[YOUR GOAL] Report how many lines of the records contain the string "Polygon". Give only the number.
### MATERIAL FOR THIS EXERCISE ###
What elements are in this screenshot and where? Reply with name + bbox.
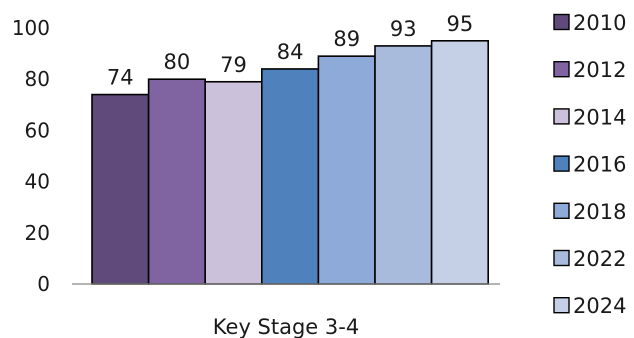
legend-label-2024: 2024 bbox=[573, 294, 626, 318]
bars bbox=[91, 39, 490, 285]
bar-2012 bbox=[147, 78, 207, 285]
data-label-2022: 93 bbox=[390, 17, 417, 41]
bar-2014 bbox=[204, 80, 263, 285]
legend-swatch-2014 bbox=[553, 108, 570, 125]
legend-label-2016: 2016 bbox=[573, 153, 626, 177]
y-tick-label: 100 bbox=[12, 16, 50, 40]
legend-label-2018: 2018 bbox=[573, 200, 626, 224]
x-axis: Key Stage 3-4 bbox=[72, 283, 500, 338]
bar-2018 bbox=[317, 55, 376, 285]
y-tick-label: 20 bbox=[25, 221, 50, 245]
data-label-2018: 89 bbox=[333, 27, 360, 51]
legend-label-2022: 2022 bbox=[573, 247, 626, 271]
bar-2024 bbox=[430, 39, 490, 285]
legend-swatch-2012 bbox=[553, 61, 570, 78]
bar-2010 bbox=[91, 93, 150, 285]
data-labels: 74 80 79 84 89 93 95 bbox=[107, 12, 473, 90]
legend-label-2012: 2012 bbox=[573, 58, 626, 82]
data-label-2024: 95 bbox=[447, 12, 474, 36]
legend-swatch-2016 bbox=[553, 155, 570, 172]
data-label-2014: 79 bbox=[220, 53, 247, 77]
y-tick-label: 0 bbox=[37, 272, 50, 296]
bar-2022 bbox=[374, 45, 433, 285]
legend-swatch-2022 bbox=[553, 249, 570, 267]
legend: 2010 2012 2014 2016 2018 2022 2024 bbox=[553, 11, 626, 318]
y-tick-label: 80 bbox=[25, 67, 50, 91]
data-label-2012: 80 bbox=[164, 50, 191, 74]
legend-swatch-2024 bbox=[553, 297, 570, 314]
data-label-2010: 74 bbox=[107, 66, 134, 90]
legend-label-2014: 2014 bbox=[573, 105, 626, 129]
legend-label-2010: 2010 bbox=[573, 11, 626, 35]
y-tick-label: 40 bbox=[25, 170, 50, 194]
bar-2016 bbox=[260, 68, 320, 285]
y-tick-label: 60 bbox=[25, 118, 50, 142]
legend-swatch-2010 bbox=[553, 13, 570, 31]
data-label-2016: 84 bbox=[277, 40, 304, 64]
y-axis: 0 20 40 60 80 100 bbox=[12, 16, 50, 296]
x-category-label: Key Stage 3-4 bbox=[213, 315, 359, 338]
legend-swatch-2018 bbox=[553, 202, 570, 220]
###
### MATERIAL FOR THIS EXERCISE ###
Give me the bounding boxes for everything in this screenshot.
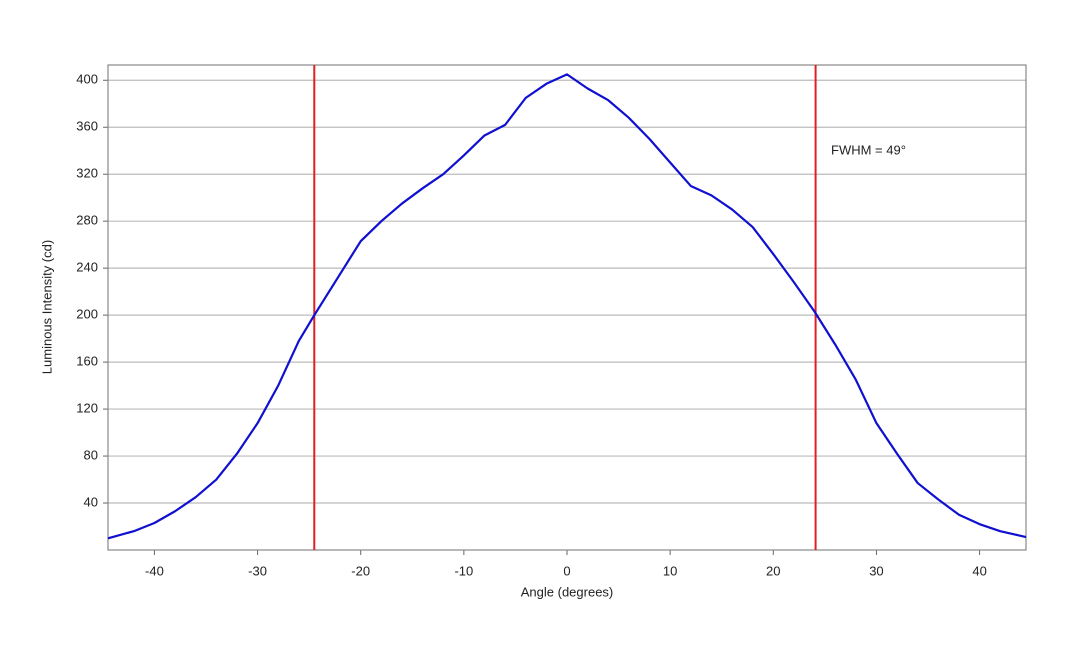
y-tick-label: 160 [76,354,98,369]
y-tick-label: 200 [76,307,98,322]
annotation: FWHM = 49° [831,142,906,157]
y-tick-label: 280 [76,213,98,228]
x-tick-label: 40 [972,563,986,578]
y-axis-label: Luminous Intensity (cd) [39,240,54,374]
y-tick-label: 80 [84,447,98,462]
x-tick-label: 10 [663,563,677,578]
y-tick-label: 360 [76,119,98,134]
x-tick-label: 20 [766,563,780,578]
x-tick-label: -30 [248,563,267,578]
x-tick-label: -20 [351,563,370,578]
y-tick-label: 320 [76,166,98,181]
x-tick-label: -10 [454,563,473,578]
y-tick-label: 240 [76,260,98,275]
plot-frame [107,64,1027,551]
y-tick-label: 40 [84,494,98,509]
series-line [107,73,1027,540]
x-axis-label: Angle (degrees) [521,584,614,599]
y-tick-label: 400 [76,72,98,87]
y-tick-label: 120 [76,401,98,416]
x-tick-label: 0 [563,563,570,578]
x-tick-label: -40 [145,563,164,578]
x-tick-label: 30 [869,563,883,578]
###
### MATERIAL FOR THIS EXERCISE ###
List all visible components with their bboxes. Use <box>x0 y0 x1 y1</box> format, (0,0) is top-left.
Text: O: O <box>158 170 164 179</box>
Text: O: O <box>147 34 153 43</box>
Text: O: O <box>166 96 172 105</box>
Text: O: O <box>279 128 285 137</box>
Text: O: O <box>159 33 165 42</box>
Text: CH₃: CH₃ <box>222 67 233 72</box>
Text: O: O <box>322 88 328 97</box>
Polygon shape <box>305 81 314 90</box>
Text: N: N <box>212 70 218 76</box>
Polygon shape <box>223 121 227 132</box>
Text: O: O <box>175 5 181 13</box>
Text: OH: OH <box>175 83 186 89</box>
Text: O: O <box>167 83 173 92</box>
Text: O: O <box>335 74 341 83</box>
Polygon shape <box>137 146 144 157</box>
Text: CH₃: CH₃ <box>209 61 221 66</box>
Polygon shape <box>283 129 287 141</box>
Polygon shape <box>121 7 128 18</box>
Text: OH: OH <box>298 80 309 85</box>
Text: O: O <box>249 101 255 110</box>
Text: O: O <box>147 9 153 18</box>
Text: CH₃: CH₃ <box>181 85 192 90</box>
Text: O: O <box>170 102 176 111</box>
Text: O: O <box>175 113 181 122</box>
###
[FINAL ANSWER] 5